Directions for this task: Look through the material below. Copy each line that contains the string "screenshot".

Material supplied:
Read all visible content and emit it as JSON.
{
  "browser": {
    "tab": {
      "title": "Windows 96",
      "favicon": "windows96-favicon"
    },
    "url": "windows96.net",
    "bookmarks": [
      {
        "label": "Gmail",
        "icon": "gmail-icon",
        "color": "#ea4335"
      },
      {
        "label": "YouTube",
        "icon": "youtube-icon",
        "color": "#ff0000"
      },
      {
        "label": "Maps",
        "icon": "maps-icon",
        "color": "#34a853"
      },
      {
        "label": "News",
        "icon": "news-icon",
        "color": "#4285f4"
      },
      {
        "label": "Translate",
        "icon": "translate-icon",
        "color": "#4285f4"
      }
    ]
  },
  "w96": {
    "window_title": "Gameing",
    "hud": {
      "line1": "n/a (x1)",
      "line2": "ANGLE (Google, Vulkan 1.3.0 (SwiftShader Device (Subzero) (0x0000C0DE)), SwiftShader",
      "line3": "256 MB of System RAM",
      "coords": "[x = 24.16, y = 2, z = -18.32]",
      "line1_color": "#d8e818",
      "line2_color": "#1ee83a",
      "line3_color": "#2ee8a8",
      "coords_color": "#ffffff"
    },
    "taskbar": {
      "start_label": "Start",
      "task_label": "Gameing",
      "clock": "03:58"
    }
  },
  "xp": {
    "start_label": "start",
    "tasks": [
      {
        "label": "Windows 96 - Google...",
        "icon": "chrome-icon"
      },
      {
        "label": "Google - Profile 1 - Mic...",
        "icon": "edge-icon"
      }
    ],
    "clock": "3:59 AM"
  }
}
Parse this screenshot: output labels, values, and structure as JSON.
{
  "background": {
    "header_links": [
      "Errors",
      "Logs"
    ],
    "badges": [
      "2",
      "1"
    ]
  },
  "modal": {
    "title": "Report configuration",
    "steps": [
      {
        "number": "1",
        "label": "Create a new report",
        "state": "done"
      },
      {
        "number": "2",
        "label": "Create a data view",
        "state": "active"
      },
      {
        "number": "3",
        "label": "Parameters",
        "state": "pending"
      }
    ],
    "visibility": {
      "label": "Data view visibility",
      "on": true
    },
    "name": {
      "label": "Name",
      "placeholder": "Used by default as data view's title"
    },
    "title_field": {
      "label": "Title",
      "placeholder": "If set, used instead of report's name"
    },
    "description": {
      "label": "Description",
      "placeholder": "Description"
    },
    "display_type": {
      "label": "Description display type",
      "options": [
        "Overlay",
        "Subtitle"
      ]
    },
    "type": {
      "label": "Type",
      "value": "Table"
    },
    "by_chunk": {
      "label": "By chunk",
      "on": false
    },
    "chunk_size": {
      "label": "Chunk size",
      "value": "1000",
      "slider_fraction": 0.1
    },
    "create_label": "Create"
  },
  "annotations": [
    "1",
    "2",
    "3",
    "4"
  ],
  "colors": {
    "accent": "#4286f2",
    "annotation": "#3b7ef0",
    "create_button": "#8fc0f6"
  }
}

==

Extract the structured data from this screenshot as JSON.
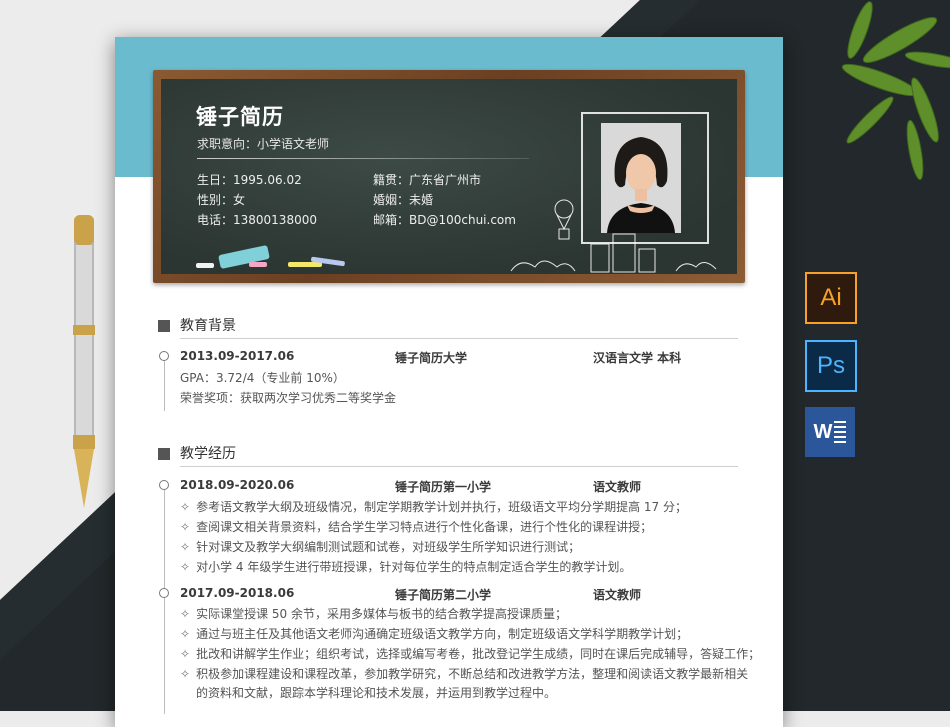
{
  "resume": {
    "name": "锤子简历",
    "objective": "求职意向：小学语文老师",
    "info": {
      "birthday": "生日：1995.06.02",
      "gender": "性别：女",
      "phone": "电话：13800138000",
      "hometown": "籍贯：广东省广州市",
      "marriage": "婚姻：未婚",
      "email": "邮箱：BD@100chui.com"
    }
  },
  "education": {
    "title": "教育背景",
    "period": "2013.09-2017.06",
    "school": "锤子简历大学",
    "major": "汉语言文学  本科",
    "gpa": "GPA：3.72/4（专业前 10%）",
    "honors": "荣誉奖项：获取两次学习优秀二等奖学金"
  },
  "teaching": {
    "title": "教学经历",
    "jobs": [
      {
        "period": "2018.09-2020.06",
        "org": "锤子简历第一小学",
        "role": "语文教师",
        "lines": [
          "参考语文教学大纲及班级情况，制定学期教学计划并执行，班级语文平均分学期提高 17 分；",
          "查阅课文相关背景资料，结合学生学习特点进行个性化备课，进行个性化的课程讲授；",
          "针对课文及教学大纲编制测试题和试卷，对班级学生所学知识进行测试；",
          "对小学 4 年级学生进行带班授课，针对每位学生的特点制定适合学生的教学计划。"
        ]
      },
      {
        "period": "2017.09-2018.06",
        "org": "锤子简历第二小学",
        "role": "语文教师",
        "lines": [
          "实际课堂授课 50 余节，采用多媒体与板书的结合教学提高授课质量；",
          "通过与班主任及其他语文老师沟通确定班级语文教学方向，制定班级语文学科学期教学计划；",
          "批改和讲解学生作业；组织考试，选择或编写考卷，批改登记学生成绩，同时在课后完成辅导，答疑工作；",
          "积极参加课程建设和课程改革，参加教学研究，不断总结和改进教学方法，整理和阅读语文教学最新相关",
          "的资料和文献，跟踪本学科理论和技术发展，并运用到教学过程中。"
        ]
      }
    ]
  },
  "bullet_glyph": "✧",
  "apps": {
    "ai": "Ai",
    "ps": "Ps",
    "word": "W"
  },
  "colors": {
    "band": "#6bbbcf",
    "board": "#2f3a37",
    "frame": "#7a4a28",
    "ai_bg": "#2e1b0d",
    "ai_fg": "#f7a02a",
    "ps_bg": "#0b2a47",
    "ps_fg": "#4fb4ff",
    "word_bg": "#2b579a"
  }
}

Correct answer:
Parse this screenshot: output labels, values, and structure as JSON.
Extract the structured data from this screenshot as JSON.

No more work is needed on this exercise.